(Data records)
━━━━

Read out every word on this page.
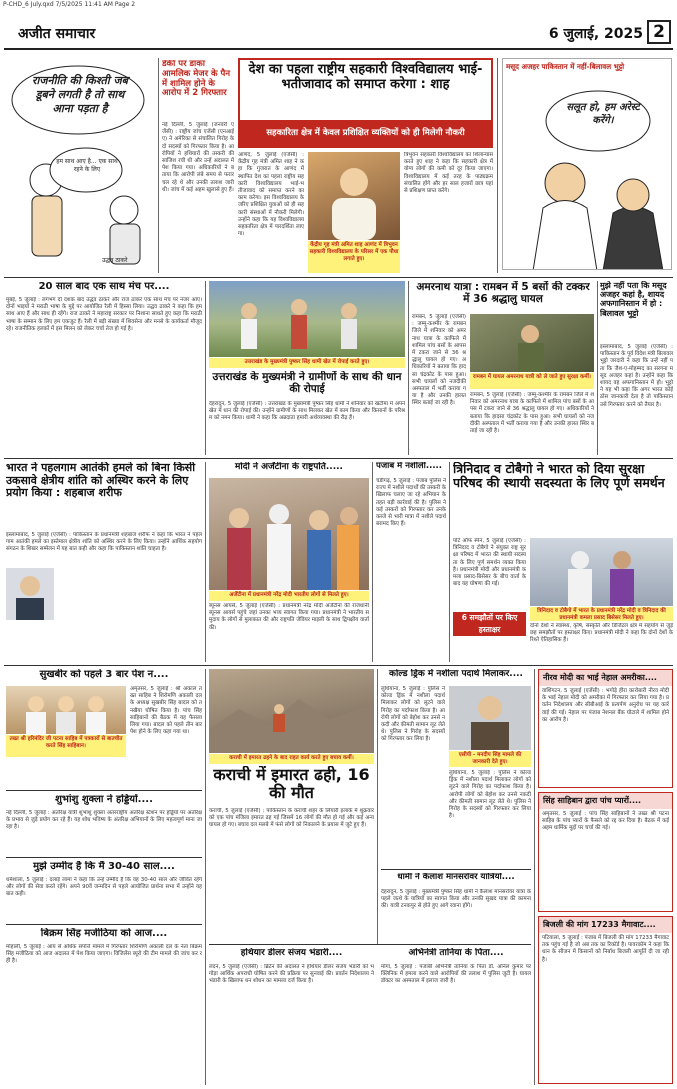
P-CHD_6 July.qxd 7/5/2025 11:41 AM Page 2
अजीत समाचार	6 जुलाई, 2025 2
राजनीति की किश्ती जब डूबने लगती है तो साथ आना पड़ता है
हम साथ आए है... एक साथ रहने के लिए
उद्धव ठाकरे
डेंकी पर डाका आमलिक मेजर के पैन में शामिल होने के आरोप में 2 गिरफ्तार
नई दिल्ली, 5 जुलाई (जनवरी एजेंसी) : राष्ट्रीय जांच एजेंसी (एनआईए) ने अमेरिका से संचालित गिरोह के दो सदस्यों को गिरफ्तार किया है। आरोपियों ने हथियारों की तस्करी की साजिश रची थी और उन्हें अदालत में पेश किया गया। अधिकारियों ने बताया कि आरोपी लंबे समय से फरार चल रहे थे और उनकी तलाश जारी थी। जांच में कई अहम खुलासे हुए हैं।
देश का पहला राष्ट्रीय सहकारी विश्वविद्यालय भाई-भतीजावाद को समाप्त करेगा : शाह
सहकारिता क्षेत्र में केवल प्रशिक्षित व्यक्तियों को ही मिलेगी नौकरी
आणंद, 5 जुलाई (एजेंसी) : केंद्रीय गृह मंत्री अमित शाह ने कहा कि गुजरात के आणंद में स्थापित देश का पहला राष्ट्रीय सहकारी विश्वविद्यालय भाई-भतीजावाद को समाप्त करने का काम करेगा। इस विश्वविद्यालय के जरिए प्रशिक्षित युवाओं को ही सहकारी संस्थाओं में नौकरी मिलेगी। उन्होंने कहा कि यह विश्वविद्यालय सहकारिता क्षेत्र में पारदर्शिता लाएगा।
केंद्रीय गृह मंत्री अमित शाह आणंद में त्रिभुवन सहकारी विश्वविद्यालय के परिसर में एक पौधा लगाते हुए।
त्रिभुवन सहकारी विश्वविद्यालय का शिलान्यास करते हुए शाह ने कहा कि सहकारी क्षेत्र में योग्य लोगों की कमी को दूर किया जाएगा। विश्वविद्यालय में कई तरह के पाठ्यक्रम संचालित होंगे और हर साल हजारों छात्र यहां से प्रशिक्षण प्राप्त करेंगे।
मसूद अजहर पाकिस्तान में नहीं-बिलावल भुट्टो
सलूत हो, हम अरेस्ट करेंगे।
20 साल बाद एक साथ मंच पर....
मुंबई, 5 जुलाई : लगभग दो दशक बाद उद्धव ठाकरे और राज ठाकरे एक साथ मंच पर नजर आए। दोनों भाइयों ने मराठी भाषा के मुद्दे पर आयोजित रैली में हिस्सा लिया। उद्धव ठाकरे ने कहा कि हम साथ आए हैं और साथ ही रहेंगे। राज ठाकरे ने महाराष्ट्र सरकार पर निशाना साधते हुए कहा कि मराठी भाषा के सम्मान के लिए हम एकजुट हैं। रैली में बड़ी संख्या में शिवसेना और मनसे के कार्यकर्ता मौजूद रहे। राजनीतिक हलकों में इस मिलन को लेकर चर्चा तेज हो गई है।
उत्तराखंड के मुख्यमंत्री पुष्कर सिंह धामी खेत में रोपाई करते हुए।
उत्तराखंड के मुख्यमंत्री ने ग्रामीणों के साथ की धान की रोपाई
देहरादून, 5 जुलाई (एजेंसी) : उत्तराखंड के मुख्यमंत्री पुष्कर सिंह धामी ने शनिवार को खटीमा में अपने खेत में धान की रोपाई की। उन्होंने ग्रामीणों के साथ मिलकर खेत में काम किया और किसानों के परिश्रम को नमन किया। धामी ने कहा कि अन्नदाता हमारी अर्थव्यवस्था की रीढ़ हैं।
अमरनाथ यात्रा : रामबन में 5 बसों की टक्कर में 36 श्रद्धालु घायल
रामबन, 5 जुलाई (एजेंसी) : जम्मू-कश्मीर के रामबन जिले में शनिवार को अमरनाथ यात्रा के काफिले में शामिल पांच बसों के आपस में टकरा जाने से 36 श्रद्धालु घायल हो गए। अधिकारियों ने बताया कि हादसा चंद्रकोट के पास हुआ। सभी घायलों को नजदीकी अस्पताल में भर्ती कराया गया है और उनकी हालत स्थिर बताई जा रही है।
रामबन में घायल अमरनाथ यात्री को ले जाते हुए सुरक्षा कर्मी।
रामबन, 5 जुलाई (एजेंसी) : जम्मू-कश्मीर के रामबन जिले में शनिवार को अमरनाथ यात्रा के काफिले में शामिल पांच बसों के आपस में टकरा जाने से 36 श्रद्धालु घायल हो गए। अधिकारियों ने बताया कि हादसा चंद्रकोट के पास हुआ। सभी घायलों को नजदीकी अस्पताल में भर्ती कराया गया है और उनकी हालत स्थिर बताई जा रही है।
मुझे नहीं पता कि मसूद अजहर कहां है, शायद अफगानिस्तान में हो : बिलावल भुट्टो
इस्लामाबाद, 5 जुलाई (एजेंसी) : पाकिस्तान के पूर्व विदेश मंत्री बिलावल भुट्टो जरदारी ने कहा कि उन्हें नहीं पता कि जैश-ए-मोहम्मद का सरगना मसूद अजहर कहां है। उन्होंने कहा कि शायद वह अफगानिस्तान में हो। भुट्टो ने यह भी कहा कि अगर भारत कोई ठोस जानकारी देता है तो पाकिस्तान उसे गिरफ्तार करने को तैयार है।
भारत ने पहलगाम आतंकी हमले को बिना किसी उकसावे क्षेत्रीय शांति को अस्थिर करने के लिए प्रयोग किया : शहबाज शरीफ
इस्लामाबाद, 5 जुलाई (एजेंसी) : पाकिस्तान के प्रधानमंत्री शहबाज शरीफ ने कहा कि भारत ने पहलगाम आतंकी हमले का इस्तेमाल क्षेत्रीय शांति को अस्थिर करने के लिए किया। उन्होंने आर्थिक सहयोग संगठन के शिखर सम्मेलन में यह बात कही और कहा कि पाकिस्तान शांति चाहता है।
मोदी ने अर्जेंटीना के राष्ट्रपति.....
अर्जेंटीना में प्रधानमंत्री नरेंद्र मोदी भारतीय लोगों से मिलते हुए।
ब्यूनस आयर्स, 5 जुलाई (एजेंसी) : प्रधानमंत्री नरेंद्र मोदी अर्जेंटीना की राजधानी ब्यूनस आयर्स पहुंचे जहां उनका भव्य स्वागत किया गया। प्रधानमंत्री ने भारतीय समुदाय के लोगों से मुलाकात की और राष्ट्रपति जेवियर माइली के साथ द्विपक्षीय वार्ता की।
पंजाब में नशीली.....
चंडीगढ़, 5 जुलाई : पंजाब पुलिस ने राज्य में नशीले पदार्थों की तस्करी के खिलाफ चलाए जा रहे अभियान के तहत बड़ी कार्रवाई की है। पुलिस ने कई तस्करों को गिरफ्तार कर उनके कब्जे से भारी मात्रा में नशीले पदार्थ बरामद किए हैं।
त्रिनिदाद व टोबैगो ने भारत को दिया सुरक्षा परिषद की स्थायी सदस्यता के लिए पूर्ण समर्थन
पोर्ट ऑफ स्पेन, 5 जुलाई (एजेंसी) : त्रिनिदाद व टोबैगो ने संयुक्त राष्ट्र सुरक्षा परिषद में भारत की स्थायी सदस्यता के लिए पूर्ण समर्थन व्यक्त किया है। प्रधानमंत्री मोदी और प्रधानमंत्री कमला प्रसाद-बिसेसर के बीच वार्ता के बाद यह घोषणा की गई।
त्रिनिदाद व टोबैगो में भारत के प्रधानमंत्री नरेंद्र मोदी व त्रिनिदाद की प्रधानमंत्री कमला प्रसाद बिसेसर मिलते हुए।
6 समझौतों पर किए हस्ताक्षर	दोनों देशों ने स्वास्थ्य, कृषि, संस्कृति और डिजिटल क्षेत्र में सहयोग से जुड़े छह समझौतों पर हस्ताक्षर किए। प्रधानमंत्री मोदी ने कहा कि दोनों देशों के रिश्ते ऐतिहासिक हैं।
सुखबीर को पहले 3 बार पेश न....
तख्त श्री हरिमंदिर जी पटना साहिब में पत्रकारों से बातचीत करते सिंह साहिबान।
अमृतसर, 5 जुलाई : श्री अकाल तख्त साहिब ने शिरोमणि अकाली दल के अध्यक्ष सुखबीर सिंह बादल को तनखैया घोषित किया है। पांच सिंह साहिबानों की बैठक में यह फैसला लिया गया। बादल को पहले तीन बार पेश होने के लिए कहा गया था।
शुभांशु शुक्ला ने हड्डियों....
नई दिल्ली, 5 जुलाई : अंतरिक्ष यात्री शुभांशु शुक्ला अंतरराष्ट्रीय अंतरिक्ष स्टेशन पर हड्डियों पर अंतरिक्ष के प्रभाव से जुड़े प्रयोग कर रहे हैं। यह शोध भविष्य के अंतरिक्ष अभियानों के लिए महत्वपूर्ण माना जा रहा है।
मुझे उम्मीद है कि मैं 30-40 साल....
धर्मशाला, 5 जुलाई : दलाई लामा ने कहा कि उन्हें उम्मीद है कि वह 30-40 साल और जीवित रहेंगे और लोगों की सेवा करते रहेंगे। अपने 90वें जन्मदिन से पहले आयोजित प्रार्थना सभा में उन्होंने यह बात कही।
बिक्रम सिंह मजीठिया को आज....
मोहाली, 5 जुलाई : आय से अधिक संपत्ति मामले में गिरफ्तार शिरोमणि अकाली दल के नेता बिक्रम सिंह मजीठिया को आज अदालत में पेश किया जाएगा। विजिलेंस ब्यूरो की टीम मामले की जांच कर रही है।
कराची में इमारत ढहने के बाद राहत कार्य करते हुए बचाव कर्मी।
कराची में इमारत ढही, 16 की मौत
कराची, 5 जुलाई (एजेंसी) : पाकिस्तान के कराची शहर के लियारी इलाके में शुक्रवार को एक पांच मंजिला इमारत ढह गई जिसमें 16 लोगों की मौत हो गई और कई अन्य घायल हो गए। बचाव दल मलबे में फंसे लोगों को निकालने के प्रयास में जुटे हुए हैं।
कोल्ड ड्रिंक में नशीला पदार्थ मिलाकर....
लुधियाना, 5 जुलाई : पुलिस ने कोल्ड ड्रिंक में नशीला पदार्थ मिलाकर लोगों को लूटने वाले गिरोह का पर्दाफाश किया है। आरोपी लोगों को बेहोश कर उनसे नकदी और कीमती सामान लूट लेते थे। पुलिस ने गिरोह के सदस्यों को गिरफ्तार कर लिया है।
एसीपी - मनदीप सिंह मामले की जानकारी देते हुए।
लुधियाना, 5 जुलाई : पुलिस ने कोल्ड ड्रिंक में नशीला पदार्थ मिलाकर लोगों को लूटने वाले गिरोह का पर्दाफाश किया है। आरोपी लोगों को बेहोश कर उनसे नकदी और कीमती सामान लूट लेते थे। पुलिस ने गिरोह के सदस्यों को गिरफ्तार कर लिया है।
धामी ने कैलाश मानसरोवर यात्रियों....
देहरादून, 5 जुलाई : मुख्यमंत्री पुष्कर सिंह धामी ने कैलाश मानसरोवर यात्रा के पहले जत्थे के यात्रियों का स्वागत किया और उनकी सुखद यात्रा की कामना की। यात्री टनकपुर से होते हुए आगे रवाना होंगे।
हथियार डीलर संजय भंडारी....
लंदन, 5 जुलाई (एजेंसी) : ब्रिटेन की अदालत ने हथियार डीलर संजय भंडारी को भगोड़ा आर्थिक अपराधी घोषित करने की प्रक्रिया पर सुनवाई की। प्रवर्तन निदेशालय ने भंडारी के खिलाफ धन शोधन का मामला दर्ज किया है।
अभिनेत्री तानिया के पिता....
मोगा, 5 जुलाई : पंजाबी अभिनेत्री तानिया के पिता डॉ. अनिल कुमार पर क्लिनिक में हमला करने वाले आरोपियों की तलाश में पुलिस जुटी है। घायल डॉक्टर का अस्पताल में इलाज जारी है।
नीरव मोदी का भाई नेहाल अमरीका....
वाशिंगटन, 5 जुलाई (एजेंसी) : भगोड़े हीरा कारोबारी नीरव मोदी के भाई नेहाल मोदी को अमरीका में गिरफ्तार कर लिया गया है। प्रवर्तन निदेशालय और सीबीआई के प्रत्यर्पण अनुरोध पर यह कार्रवाई की गई। नेहाल पर पंजाब नेशनल बैंक घोटाले में शामिल होने का आरोप है।
सिंह साहिबान द्वारा पांच प्यारों....
अमृतसर, 5 जुलाई : पांच सिंह साहिबानों ने तख्त श्री पटना साहिब के पांच प्यारों के फैसले को रद्द कर दिया है। बैठक में कई अहम धार्मिक मुद्दों पर चर्चा की गई।
बिजली की मांग 17233 मैगावाट....
पटियाला, 5 जुलाई : पंजाब में बिजली की मांग 17233 मैगावाट तक पहुंच गई है जो अब तक का रिकॉर्ड है। पावरकॉम ने कहा कि धान के सीजन में किसानों को निर्बाध बिजली आपूर्ति दी जा रही है।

━━━━

## Written request:
Check every line in the material above for the string "पहलग", then give only the number of lines that have it.

## Finished exercise:
2